◆ **Requirement**:
The lines to copy are those in the records below that hold the word "Rules".
-*-
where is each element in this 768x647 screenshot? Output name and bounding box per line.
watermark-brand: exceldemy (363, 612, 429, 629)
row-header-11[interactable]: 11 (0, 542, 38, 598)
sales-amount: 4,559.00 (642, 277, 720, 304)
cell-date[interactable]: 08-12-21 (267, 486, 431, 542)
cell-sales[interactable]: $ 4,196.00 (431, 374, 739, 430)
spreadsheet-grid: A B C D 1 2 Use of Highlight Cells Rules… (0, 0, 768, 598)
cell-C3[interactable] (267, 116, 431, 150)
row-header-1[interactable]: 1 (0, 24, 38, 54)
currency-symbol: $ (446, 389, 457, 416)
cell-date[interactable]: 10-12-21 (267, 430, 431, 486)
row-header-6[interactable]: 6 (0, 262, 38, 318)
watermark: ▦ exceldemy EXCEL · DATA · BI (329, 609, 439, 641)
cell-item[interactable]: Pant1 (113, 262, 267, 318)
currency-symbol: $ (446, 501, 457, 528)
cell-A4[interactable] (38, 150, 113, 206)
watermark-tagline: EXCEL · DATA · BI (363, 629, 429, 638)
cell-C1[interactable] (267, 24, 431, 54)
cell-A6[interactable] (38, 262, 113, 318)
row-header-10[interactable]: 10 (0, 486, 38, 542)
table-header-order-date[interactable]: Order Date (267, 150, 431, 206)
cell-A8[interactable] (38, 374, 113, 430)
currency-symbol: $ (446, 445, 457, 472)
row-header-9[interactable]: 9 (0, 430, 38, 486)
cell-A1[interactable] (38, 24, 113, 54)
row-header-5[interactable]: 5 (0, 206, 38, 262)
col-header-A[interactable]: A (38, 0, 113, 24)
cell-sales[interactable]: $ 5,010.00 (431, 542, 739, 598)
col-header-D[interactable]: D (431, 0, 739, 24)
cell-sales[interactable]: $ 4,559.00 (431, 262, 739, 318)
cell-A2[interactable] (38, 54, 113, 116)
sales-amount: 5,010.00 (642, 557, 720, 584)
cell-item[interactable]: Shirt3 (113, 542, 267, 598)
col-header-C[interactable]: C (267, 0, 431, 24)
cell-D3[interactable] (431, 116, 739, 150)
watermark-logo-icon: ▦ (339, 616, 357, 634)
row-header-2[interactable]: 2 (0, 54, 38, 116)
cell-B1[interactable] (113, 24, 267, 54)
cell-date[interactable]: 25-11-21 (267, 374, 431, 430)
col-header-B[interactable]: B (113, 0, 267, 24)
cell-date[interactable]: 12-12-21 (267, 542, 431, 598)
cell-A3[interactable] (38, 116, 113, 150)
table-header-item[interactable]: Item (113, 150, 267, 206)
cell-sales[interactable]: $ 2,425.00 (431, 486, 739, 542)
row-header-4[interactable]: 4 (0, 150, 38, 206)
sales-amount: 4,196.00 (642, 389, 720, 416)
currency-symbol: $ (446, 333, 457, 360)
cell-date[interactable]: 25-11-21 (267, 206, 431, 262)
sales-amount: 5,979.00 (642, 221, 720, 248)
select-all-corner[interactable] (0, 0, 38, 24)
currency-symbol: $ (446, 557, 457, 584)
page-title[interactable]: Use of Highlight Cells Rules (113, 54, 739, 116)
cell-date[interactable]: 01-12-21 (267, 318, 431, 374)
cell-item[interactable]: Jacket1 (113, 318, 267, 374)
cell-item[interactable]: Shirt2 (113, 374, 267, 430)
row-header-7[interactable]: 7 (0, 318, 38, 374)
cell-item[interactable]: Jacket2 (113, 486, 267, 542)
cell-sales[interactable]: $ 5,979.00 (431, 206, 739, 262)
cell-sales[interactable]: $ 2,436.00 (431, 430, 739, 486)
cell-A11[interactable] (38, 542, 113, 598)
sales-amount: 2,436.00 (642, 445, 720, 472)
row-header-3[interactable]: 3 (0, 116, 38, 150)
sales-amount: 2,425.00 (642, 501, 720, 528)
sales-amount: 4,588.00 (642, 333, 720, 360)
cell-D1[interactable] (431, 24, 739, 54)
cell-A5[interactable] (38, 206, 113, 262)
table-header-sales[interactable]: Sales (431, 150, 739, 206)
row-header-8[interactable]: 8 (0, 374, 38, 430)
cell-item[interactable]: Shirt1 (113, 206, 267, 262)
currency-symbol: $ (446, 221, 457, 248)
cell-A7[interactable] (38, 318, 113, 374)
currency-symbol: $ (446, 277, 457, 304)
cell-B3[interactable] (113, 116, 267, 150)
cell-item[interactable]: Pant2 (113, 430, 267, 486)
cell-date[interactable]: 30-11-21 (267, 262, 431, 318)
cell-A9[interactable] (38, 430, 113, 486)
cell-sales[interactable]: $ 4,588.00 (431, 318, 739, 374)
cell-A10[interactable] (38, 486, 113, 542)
-*-
◆ **Output of the exercise**:
spreadsheet-grid: A B C D 1 2 Use of Highlight Cells Rules… (0, 0, 768, 598)
page-title[interactable]: Use of Highlight Cells Rules (113, 54, 739, 116)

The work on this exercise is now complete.